=== The task ===
Repeat every record below exactly as it appears.
#####
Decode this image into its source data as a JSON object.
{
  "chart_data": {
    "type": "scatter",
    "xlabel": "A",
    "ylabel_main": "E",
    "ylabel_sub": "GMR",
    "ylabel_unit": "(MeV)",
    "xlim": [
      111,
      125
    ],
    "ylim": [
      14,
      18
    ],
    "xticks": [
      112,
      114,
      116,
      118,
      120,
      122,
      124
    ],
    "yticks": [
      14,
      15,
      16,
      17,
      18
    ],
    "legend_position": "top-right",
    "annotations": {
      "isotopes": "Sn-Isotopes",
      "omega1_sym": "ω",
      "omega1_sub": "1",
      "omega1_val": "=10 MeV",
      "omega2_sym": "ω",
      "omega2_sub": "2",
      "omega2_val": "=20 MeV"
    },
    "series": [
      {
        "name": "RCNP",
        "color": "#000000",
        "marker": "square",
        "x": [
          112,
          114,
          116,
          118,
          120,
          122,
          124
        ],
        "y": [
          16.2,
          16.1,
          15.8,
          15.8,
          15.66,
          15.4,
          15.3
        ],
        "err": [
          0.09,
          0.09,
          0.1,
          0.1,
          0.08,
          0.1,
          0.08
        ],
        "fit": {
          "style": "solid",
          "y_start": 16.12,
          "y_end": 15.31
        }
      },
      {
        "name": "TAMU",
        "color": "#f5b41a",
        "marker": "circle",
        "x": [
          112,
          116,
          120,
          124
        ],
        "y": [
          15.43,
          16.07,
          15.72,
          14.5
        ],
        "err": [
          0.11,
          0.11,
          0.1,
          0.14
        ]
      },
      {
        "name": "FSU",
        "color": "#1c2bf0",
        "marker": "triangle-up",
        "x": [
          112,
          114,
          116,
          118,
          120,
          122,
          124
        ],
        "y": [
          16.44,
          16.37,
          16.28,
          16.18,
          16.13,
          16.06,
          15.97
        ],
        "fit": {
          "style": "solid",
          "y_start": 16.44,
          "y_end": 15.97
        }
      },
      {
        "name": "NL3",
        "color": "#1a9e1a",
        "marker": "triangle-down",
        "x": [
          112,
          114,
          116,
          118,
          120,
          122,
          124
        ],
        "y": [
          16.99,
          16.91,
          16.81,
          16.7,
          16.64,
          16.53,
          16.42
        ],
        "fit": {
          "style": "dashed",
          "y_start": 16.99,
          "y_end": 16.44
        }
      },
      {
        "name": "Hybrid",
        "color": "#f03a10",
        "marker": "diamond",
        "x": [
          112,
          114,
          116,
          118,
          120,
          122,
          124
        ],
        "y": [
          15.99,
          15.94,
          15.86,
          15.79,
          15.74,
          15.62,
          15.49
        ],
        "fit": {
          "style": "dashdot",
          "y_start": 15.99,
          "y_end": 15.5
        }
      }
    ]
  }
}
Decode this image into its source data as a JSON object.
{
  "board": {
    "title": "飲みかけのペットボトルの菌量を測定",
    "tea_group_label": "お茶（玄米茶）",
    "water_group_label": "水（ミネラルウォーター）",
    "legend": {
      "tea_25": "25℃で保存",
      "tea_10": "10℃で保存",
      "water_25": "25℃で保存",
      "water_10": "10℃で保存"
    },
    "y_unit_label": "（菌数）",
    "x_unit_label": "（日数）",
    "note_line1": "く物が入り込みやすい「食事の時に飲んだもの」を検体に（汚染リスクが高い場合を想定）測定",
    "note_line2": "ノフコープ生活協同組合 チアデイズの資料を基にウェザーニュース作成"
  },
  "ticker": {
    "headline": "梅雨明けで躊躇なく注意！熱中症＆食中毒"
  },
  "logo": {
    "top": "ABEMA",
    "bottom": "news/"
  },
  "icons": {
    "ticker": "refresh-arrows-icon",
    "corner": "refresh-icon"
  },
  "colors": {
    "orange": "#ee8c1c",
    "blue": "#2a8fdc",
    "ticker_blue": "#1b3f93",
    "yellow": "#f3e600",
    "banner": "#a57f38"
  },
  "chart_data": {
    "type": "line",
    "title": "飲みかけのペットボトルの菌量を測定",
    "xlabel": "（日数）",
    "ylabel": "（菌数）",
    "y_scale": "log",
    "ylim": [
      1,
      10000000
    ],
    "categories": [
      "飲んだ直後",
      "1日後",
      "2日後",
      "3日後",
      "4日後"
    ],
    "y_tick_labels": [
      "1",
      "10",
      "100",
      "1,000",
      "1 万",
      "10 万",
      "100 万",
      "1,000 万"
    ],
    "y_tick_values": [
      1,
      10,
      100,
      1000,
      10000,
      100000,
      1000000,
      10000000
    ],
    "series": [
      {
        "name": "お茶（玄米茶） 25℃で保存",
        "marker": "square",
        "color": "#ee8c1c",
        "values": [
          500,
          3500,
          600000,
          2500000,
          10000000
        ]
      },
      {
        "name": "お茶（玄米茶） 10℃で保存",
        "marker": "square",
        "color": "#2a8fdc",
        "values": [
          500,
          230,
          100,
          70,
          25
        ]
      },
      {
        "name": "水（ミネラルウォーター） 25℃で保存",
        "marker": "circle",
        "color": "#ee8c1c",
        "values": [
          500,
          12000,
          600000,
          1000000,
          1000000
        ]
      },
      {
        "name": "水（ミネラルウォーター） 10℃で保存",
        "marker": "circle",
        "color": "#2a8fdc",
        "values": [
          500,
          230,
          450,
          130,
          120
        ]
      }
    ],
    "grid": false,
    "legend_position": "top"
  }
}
#####
=== Output of the task ===
Decode this image into its source data as a JSON object.
{
  "chart_data": {
    "type": "scatter",
    "xlabel": "A",
    "ylabel_main": "E",
    "ylabel_sub": "GMR",
    "ylabel_unit": "(MeV)",
    "xlim": [
      111,
      125
    ],
    "ylim": [
      14,
      18
    ],
    "xticks": [
      112,
      114,
      116,
      118,
      120,
      122,
      124
    ],
    "yticks": [
      14,
      15,
      16,
      17,
      18
    ],
    "legend_position": "top-right",
    "annotations": {
      "isotopes": "Sn-Isotopes",
      "omega1_sym": "ω",
      "omega1_sub": "1",
      "omega1_val": "=10 MeV",
      "omega2_sym": "ω",
      "omega2_sub": "2",
      "omega2_val": "=20 MeV"
    },
    "series": [
      {
        "name": "RCNP",
        "color": "#000000",
        "marker": "square",
        "x": [
          112,
          114,
          116,
          118,
          120,
          122,
          124
        ],
        "y": [
          16.2,
          16.1,
          15.8,
          15.8,
          15.66,
          15.4,
          15.3
        ],
        "err": [
          0.09,
          0.09,
          0.1,
          0.1,
          0.08,
          0.1,
          0.08
        ],
        "fit": {
          "style": "solid",
          "y_start": 16.12,
          "y_end": 15.31
        }
      },
      {
        "name": "TAMU",
        "color": "#f5b41a",
        "marker": "circle",
        "x": [
          112,
          116,
          120,
          124
        ],
        "y": [
          15.43,
          16.07,
          15.72,
          14.5
        ],
        "err": [
          0.11,
          0.11,
          0.1,
          0.14
        ]
      },
      {
        "name": "FSU",
        "color": "#1c2bf0",
        "marker": "triangle-up",
        "x": [
          112,
          114,
          116,
          118,
          120,
          122,
          124
        ],
        "y": [
          16.44,
          16.37,
          16.28,
          16.18,
          16.13,
          16.06,
          15.97
        ],
        "fit": {
          "style": "solid",
          "y_start": 16.44,
          "y_end": 15.97
        }
      },
      {
        "name": "NL3",
        "color": "#1a9e1a",
        "marker": "triangle-down",
        "x": [
          112,
          114,
          116,
          118,
          120,
          122,
          124
        ],
        "y": [
          16.99,
          16.91,
          16.81,
          16.7,
          16.64,
          16.53,
          16.42
        ],
        "fit": {
          "style": "dashed",
          "y_start": 16.99,
          "y_end": 16.44
        }
      },
      {
        "name": "Hybrid",
        "color": "#f03a10",
        "marker": "diamond",
        "x": [
          112,
          114,
          116,
          118,
          120,
          122,
          124
        ],
        "y": [
          15.99,
          15.94,
          15.86,
          15.79,
          15.74,
          15.62,
          15.49
        ],
        "fit": {
          "style": "dashdot",
          "y_start": 15.99,
          "y_end": 15.5
        }
      }
    ]
  }
}
Decode this image into its source data as a JSON object.
{
  "board": {
    "title": "飲みかけのペットボトルの菌量を測定",
    "tea_group_label": "お茶（玄米茶）",
    "water_group_label": "水（ミネラルウォーター）",
    "legend": {
      "tea_25": "25℃で保存",
      "tea_10": "10℃で保存",
      "water_25": "25℃で保存",
      "water_10": "10℃で保存"
    },
    "y_unit_label": "（菌数）",
    "x_unit_label": "（日数）",
    "note_line1": "く物が入り込みやすい「食事の時に飲んだもの」を検体に（汚染リスクが高い場合を想定）測定",
    "note_line2": "ノフコープ生活協同組合 チアデイズの資料を基にウェザーニュース作成"
  },
  "ticker": {
    "headline": "梅雨明けで躊躇なく注意！熱中症＆食中毒"
  },
  "logo": {
    "top": "ABEMA",
    "bottom": "news/"
  },
  "icons": {
    "ticker": "refresh-arrows-icon",
    "corner": "refresh-icon"
  },
  "colors": {
    "orange": "#ee8c1c",
    "blue": "#2a8fdc",
    "ticker_blue": "#1b3f93",
    "yellow": "#f3e600",
    "banner": "#a57f38"
  },
  "chart_data": {
    "type": "line",
    "title": "飲みかけのペットボトルの菌量を測定",
    "xlabel": "（日数）",
    "ylabel": "（菌数）",
    "y_scale": "log",
    "ylim": [
      1,
      10000000
    ],
    "categories": [
      "飲んだ直後",
      "1日後",
      "2日後",
      "3日後",
      "4日後"
    ],
    "y_tick_labels": [
      "1",
      "10",
      "100",
      "1,000",
      "1 万",
      "10 万",
      "100 万",
      "1,000 万"
    ],
    "y_tick_values": [
      1,
      10,
      100,
      1000,
      10000,
      100000,
      1000000,
      10000000
    ],
    "series": [
      {
        "name": "お茶（玄米茶） 25℃で保存",
        "marker": "square",
        "color": "#ee8c1c",
        "values": [
          500,
          3500,
          600000,
          2500000,
          10000000
        ]
      },
      {
        "name": "お茶（玄米茶） 10℃で保存",
        "marker": "square",
        "color": "#2a8fdc",
        "values": [
          500,
          230,
          100,
          70,
          25
        ]
      },
      {
        "name": "水（ミネラルウォーター） 25℃で保存",
        "marker": "circle",
        "color": "#ee8c1c",
        "values": [
          500,
          12000,
          600000,
          1000000,
          1000000
        ]
      },
      {
        "name": "水（ミネラルウォーター） 10℃で保存",
        "marker": "circle",
        "color": "#2a8fdc",
        "values": [
          500,
          230,
          450,
          130,
          120
        ]
      }
    ],
    "grid": false,
    "legend_position": "top"
  }
}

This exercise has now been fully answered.